## BEGIN Stored rows

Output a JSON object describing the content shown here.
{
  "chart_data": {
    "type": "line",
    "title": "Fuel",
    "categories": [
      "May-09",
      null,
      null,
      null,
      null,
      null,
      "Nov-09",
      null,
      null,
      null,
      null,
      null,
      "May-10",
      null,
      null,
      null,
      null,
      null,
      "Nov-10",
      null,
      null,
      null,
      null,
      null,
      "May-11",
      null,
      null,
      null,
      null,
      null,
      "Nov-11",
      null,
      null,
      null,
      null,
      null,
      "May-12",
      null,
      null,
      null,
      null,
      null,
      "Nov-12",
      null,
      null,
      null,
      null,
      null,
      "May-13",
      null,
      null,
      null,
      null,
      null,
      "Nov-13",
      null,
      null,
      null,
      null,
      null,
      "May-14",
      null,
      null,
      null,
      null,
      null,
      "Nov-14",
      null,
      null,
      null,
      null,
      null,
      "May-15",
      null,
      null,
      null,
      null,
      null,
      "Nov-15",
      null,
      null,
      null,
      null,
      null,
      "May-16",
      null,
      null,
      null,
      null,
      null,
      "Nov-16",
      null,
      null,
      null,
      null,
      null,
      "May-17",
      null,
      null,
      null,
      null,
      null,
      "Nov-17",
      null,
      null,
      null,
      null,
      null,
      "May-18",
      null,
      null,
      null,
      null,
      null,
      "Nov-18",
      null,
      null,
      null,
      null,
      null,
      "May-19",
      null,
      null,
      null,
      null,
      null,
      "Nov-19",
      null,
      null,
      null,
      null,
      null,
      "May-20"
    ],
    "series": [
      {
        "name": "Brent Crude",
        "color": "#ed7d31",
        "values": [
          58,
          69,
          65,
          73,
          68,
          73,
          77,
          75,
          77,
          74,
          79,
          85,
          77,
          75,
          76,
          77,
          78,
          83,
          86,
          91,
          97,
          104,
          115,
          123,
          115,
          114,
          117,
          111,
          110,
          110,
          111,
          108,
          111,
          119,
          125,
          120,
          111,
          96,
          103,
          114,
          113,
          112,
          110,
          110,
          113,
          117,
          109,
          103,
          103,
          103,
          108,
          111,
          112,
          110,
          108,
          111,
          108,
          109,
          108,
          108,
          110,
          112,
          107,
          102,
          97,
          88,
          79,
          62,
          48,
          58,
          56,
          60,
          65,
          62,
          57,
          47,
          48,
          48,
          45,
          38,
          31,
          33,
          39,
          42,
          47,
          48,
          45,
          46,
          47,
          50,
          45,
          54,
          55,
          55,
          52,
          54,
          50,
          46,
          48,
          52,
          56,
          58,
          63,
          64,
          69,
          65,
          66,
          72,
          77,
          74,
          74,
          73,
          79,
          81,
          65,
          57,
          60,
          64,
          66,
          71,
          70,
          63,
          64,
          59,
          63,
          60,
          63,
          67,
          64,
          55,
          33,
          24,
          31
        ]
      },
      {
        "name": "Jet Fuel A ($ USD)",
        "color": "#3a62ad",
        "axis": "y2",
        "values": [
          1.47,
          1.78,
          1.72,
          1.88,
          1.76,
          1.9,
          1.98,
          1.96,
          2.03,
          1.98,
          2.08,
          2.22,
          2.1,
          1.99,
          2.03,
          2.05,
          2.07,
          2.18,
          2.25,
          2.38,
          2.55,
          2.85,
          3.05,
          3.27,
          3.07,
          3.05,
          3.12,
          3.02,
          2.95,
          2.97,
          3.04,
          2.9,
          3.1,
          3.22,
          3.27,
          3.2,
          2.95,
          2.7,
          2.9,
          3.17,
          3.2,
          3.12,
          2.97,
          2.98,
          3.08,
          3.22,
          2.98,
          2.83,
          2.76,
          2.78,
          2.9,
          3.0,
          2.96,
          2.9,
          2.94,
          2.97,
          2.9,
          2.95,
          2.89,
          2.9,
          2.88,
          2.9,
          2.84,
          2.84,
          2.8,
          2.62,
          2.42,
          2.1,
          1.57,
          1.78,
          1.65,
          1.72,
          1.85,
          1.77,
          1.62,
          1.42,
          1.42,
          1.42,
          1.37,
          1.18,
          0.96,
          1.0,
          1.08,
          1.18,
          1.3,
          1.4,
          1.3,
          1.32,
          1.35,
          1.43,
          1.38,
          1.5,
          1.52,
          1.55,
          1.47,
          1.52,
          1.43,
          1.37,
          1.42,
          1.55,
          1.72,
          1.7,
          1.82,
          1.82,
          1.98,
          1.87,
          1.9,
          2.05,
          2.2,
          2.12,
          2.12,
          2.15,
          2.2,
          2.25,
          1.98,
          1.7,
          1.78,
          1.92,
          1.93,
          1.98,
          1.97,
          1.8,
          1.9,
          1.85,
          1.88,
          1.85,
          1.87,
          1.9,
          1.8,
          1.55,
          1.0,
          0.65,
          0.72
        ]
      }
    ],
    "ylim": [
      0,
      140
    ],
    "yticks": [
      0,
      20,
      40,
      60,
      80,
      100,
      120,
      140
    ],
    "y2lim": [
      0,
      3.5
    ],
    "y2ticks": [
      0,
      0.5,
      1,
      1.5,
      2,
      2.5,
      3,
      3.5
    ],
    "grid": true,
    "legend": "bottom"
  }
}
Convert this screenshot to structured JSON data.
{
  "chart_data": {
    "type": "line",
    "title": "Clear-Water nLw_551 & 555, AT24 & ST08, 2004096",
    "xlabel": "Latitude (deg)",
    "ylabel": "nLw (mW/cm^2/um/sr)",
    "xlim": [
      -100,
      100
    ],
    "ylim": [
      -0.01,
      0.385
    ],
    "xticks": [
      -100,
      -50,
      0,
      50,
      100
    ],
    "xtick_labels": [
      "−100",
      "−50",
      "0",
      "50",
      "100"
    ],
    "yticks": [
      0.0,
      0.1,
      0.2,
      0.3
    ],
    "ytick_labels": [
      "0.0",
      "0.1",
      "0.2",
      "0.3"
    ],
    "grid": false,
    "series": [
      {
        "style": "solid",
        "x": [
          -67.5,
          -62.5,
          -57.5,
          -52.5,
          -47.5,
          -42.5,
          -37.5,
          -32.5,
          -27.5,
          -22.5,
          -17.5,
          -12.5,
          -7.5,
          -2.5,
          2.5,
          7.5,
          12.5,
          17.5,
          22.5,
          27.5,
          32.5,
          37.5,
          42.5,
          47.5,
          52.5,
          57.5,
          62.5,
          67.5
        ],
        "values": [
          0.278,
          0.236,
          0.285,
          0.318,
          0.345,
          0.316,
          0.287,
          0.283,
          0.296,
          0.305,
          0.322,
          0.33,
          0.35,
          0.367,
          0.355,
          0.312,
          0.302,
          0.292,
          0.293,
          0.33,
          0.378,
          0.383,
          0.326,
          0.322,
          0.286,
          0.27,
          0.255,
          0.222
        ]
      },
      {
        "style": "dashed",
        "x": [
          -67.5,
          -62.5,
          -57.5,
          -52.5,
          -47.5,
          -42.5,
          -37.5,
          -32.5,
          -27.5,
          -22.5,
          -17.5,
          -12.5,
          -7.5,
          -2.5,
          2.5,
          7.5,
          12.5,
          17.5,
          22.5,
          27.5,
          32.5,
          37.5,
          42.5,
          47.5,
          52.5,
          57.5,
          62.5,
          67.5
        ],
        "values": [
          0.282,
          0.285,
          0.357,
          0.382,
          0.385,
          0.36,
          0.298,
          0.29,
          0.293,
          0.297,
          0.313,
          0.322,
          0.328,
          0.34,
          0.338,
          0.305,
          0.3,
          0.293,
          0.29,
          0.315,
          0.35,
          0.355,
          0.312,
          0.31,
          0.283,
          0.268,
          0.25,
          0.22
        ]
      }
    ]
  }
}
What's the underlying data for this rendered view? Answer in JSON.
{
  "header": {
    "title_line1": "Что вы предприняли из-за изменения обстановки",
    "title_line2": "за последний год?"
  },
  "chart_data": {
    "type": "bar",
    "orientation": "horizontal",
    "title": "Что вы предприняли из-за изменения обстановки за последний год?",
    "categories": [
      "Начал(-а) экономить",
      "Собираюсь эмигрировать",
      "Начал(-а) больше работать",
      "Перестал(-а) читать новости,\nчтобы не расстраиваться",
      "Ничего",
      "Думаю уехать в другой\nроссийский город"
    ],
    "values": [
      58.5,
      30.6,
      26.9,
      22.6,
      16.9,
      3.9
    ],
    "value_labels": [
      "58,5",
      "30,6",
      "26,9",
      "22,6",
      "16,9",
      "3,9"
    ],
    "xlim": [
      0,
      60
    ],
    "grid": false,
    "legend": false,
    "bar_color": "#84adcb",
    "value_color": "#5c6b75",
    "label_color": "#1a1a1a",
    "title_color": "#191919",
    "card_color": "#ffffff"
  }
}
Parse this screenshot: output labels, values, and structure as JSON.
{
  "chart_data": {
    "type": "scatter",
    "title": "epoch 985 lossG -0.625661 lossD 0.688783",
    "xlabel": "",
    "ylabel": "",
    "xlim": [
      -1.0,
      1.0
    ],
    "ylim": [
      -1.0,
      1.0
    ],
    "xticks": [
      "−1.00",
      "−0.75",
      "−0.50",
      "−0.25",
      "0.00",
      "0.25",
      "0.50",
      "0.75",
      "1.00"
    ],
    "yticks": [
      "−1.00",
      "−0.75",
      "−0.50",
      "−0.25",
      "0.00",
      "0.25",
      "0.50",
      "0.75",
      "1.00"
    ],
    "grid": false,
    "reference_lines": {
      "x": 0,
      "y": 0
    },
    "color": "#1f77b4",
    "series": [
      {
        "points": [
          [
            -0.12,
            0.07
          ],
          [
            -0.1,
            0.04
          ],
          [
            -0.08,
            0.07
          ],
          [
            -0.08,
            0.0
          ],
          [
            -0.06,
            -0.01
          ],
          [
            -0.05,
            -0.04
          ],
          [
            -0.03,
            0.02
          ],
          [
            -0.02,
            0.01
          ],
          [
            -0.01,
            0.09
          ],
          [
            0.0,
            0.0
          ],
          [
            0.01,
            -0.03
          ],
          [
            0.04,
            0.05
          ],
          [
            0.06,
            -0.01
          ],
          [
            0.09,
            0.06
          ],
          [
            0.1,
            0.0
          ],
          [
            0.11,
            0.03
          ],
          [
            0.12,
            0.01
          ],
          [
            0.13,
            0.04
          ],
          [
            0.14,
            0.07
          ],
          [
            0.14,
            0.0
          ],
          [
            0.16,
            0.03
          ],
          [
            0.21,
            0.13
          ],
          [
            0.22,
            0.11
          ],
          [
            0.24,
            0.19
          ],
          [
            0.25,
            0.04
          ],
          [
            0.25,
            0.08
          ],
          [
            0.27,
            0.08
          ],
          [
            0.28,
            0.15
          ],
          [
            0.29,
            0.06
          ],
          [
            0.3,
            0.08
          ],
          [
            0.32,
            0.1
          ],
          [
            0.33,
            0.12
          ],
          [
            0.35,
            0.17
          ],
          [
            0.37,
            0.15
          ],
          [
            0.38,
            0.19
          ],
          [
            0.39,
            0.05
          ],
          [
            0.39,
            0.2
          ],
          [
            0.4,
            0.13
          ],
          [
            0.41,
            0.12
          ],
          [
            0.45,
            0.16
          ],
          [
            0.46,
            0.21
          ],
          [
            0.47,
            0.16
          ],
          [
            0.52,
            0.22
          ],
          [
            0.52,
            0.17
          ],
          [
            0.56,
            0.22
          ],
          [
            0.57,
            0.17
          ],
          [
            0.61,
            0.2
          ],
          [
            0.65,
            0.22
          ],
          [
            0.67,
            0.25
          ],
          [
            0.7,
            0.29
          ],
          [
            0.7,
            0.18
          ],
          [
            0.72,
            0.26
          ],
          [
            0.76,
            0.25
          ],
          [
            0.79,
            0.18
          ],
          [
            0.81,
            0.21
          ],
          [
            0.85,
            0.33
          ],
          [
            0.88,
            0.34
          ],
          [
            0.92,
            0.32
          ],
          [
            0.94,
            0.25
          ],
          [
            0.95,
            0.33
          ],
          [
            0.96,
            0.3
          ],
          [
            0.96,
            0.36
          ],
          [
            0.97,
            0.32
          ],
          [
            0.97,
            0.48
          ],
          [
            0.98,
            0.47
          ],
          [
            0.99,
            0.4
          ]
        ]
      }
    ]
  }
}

## END Stored rows

▶ Required task
Find the lines holding "предприняли" and list every one.

▶ Solution
    "title_line1": "Что вы предприняли из-за изменения обстановки",
    "title": "Что вы предприняли из-за изменения обстановки за последний год?",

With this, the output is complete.